Collect each line of the records containing the string "computer".

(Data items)
•••••
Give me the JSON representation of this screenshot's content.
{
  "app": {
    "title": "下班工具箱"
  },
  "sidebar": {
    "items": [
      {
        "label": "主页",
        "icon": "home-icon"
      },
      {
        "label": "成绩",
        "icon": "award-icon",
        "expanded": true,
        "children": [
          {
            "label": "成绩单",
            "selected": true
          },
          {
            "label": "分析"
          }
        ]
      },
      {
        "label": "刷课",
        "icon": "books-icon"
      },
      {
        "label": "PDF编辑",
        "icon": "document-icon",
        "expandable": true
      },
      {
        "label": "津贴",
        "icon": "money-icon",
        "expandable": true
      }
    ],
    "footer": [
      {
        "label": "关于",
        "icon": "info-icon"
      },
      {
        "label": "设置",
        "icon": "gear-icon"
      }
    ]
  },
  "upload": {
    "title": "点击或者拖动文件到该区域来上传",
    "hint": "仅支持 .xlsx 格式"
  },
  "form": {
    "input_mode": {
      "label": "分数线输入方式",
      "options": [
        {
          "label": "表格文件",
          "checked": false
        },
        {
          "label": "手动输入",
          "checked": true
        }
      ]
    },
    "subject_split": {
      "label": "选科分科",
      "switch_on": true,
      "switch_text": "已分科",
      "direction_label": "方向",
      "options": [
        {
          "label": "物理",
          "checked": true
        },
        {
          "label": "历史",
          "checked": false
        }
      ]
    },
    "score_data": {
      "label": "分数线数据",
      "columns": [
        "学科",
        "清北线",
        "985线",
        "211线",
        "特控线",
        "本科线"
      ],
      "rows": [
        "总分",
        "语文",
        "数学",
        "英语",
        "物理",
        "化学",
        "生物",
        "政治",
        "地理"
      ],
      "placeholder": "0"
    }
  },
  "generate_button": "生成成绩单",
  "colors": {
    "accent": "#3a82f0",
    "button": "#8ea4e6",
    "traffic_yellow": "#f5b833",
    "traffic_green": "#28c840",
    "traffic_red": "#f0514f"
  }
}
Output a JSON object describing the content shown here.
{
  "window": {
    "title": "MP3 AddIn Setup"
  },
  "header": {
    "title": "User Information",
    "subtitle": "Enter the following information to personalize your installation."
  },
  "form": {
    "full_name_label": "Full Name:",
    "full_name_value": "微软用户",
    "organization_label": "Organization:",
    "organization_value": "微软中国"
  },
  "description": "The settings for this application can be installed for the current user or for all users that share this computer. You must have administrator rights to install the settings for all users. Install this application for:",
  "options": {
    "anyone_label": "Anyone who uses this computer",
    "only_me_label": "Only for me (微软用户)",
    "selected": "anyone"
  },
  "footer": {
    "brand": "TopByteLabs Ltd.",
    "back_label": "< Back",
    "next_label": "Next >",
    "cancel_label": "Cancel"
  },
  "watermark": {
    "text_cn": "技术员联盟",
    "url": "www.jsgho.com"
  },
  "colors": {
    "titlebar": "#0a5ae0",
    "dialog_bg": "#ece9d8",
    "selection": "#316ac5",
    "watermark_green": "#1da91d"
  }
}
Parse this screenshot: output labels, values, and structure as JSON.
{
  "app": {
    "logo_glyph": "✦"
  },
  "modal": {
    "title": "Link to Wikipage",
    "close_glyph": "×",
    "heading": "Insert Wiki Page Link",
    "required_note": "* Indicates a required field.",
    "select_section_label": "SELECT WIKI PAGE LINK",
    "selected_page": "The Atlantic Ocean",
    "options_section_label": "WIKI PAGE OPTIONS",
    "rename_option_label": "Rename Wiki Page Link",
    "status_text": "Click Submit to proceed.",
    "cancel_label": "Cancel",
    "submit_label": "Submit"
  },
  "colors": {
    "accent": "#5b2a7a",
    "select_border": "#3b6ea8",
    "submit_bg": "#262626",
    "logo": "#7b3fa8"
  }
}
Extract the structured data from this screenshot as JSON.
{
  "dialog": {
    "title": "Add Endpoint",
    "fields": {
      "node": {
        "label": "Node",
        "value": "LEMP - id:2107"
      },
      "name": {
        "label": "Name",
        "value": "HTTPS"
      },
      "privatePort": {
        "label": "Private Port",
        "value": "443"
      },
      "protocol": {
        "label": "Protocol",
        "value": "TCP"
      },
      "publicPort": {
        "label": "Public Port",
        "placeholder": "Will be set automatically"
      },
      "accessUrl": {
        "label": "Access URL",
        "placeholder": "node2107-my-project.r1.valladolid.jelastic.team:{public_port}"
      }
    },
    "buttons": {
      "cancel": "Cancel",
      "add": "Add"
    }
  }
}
•••••
• [WRITTEN ANSWER]
  "description": "The settings for this application can be installed for the current user or for all users that share this computer. You must have administrator rights to install the settings for all users. Install this application for:",
    "anyone_label": "Anyone who uses this computer",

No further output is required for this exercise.